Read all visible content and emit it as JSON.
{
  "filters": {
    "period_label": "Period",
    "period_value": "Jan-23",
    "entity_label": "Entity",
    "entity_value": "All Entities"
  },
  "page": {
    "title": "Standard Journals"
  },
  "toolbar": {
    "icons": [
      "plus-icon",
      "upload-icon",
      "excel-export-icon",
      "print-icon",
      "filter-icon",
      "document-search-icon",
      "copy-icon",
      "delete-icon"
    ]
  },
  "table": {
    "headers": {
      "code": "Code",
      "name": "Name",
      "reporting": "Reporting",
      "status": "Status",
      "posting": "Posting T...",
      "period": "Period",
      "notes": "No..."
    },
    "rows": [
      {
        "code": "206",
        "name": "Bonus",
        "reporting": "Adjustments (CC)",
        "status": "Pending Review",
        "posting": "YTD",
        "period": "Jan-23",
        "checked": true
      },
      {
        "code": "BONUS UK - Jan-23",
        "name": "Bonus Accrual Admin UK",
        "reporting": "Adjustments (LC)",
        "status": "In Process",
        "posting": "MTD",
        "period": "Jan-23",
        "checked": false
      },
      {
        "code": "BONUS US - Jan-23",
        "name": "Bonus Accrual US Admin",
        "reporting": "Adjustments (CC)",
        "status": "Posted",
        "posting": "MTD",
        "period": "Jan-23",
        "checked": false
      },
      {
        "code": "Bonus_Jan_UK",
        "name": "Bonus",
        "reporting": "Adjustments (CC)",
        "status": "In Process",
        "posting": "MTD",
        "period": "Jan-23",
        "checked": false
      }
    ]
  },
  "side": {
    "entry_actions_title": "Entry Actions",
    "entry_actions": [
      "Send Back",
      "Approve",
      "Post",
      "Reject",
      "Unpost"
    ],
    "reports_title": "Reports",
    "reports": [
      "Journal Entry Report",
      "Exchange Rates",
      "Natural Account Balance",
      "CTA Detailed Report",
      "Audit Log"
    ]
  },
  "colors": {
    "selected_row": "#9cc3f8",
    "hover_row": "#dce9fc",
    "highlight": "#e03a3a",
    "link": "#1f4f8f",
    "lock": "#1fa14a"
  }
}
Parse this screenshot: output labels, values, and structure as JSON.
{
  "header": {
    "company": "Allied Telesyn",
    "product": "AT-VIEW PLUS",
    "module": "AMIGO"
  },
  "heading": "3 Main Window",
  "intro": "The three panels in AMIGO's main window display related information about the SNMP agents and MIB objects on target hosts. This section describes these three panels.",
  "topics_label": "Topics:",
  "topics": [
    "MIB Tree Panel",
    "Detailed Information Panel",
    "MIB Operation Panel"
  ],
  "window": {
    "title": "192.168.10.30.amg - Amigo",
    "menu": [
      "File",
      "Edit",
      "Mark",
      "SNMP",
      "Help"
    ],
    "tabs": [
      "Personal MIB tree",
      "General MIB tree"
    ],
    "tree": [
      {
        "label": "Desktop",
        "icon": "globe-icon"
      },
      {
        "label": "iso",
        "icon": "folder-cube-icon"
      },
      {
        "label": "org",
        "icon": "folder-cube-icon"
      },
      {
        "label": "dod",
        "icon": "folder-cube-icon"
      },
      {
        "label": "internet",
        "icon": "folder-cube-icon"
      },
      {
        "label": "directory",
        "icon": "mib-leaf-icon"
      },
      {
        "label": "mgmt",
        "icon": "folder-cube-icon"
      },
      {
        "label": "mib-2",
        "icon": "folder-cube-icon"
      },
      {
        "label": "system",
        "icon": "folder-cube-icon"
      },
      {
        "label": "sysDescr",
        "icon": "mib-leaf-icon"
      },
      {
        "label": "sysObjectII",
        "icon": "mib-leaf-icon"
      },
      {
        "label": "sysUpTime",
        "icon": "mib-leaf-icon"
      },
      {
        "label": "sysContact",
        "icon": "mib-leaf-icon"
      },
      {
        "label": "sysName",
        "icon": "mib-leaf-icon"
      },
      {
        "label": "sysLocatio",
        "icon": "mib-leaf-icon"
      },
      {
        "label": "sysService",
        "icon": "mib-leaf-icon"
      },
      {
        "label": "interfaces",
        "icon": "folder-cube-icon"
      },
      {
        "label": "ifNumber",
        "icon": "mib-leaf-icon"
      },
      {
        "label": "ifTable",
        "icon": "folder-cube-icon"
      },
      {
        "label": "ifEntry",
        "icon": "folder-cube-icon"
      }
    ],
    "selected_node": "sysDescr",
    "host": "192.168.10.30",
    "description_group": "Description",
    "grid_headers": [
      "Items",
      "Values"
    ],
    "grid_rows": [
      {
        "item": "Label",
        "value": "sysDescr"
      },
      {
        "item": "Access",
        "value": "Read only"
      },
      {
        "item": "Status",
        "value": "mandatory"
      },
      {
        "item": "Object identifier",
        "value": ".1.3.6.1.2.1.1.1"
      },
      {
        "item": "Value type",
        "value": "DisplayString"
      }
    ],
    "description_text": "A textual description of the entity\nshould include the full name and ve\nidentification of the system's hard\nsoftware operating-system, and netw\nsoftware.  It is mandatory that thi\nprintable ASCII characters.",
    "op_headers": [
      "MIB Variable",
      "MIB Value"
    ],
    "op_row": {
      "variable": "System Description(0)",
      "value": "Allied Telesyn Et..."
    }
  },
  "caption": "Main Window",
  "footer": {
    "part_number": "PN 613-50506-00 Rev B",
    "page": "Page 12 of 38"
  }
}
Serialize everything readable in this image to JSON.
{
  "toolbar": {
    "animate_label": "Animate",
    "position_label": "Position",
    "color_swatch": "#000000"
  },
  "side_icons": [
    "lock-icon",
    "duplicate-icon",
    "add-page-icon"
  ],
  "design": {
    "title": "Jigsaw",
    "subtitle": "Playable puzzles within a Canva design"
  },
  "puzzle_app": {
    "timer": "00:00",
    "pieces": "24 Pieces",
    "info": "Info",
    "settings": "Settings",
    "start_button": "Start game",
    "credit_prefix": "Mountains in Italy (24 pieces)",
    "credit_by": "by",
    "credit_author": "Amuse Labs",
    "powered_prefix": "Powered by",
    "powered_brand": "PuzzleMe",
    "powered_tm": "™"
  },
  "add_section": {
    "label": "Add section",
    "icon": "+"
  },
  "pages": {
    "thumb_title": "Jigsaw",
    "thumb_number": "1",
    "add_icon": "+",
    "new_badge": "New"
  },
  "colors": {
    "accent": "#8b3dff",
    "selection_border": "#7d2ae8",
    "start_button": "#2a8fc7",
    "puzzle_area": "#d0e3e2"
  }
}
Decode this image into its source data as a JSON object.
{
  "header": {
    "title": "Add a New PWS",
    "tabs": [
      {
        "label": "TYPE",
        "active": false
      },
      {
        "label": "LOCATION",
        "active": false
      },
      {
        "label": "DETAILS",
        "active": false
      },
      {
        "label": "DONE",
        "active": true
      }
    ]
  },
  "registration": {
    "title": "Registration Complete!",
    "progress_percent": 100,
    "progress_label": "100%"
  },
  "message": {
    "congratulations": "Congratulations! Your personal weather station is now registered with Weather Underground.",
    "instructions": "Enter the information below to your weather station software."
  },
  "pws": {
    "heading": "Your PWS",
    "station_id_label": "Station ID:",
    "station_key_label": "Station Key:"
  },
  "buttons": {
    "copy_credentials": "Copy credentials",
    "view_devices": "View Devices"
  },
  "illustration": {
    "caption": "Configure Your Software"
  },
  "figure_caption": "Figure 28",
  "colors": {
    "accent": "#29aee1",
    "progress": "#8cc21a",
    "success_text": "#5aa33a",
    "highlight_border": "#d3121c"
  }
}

◆ Exercise aim ◆
Copy exactly the line containing "Decode this image" and every line after it, ending with the last line of the records above.

◆ The result ◆
Decode this image into its source data as a JSON object.
{
  "header": {
    "title": "Add a New PWS",
    "tabs": [
      {
        "label": "TYPE",
        "active": false
      },
      {
        "label": "LOCATION",
        "active": false
      },
      {
        "label": "DETAILS",
        "active": false
      },
      {
        "label": "DONE",
        "active": true
      }
    ]
  },
  "registration": {
    "title": "Registration Complete!",
    "progress_percent": 100,
    "progress_label": "100%"
  },
  "message": {
    "congratulations": "Congratulations! Your personal weather station is now registered with Weather Underground.",
    "instructions": "Enter the information below to your weather station software."
  },
  "pws": {
    "heading": "Your PWS",
    "station_id_label": "Station ID:",
    "station_key_label": "Station Key:"
  },
  "buttons": {
    "copy_credentials": "Copy credentials",
    "view_devices": "View Devices"
  },
  "illustration": {
    "caption": "Configure Your Software"
  },
  "figure_caption": "Figure 28",
  "colors": {
    "accent": "#29aee1",
    "progress": "#8cc21a",
    "success_text": "#5aa33a",
    "highlight_border": "#d3121c"
  }
}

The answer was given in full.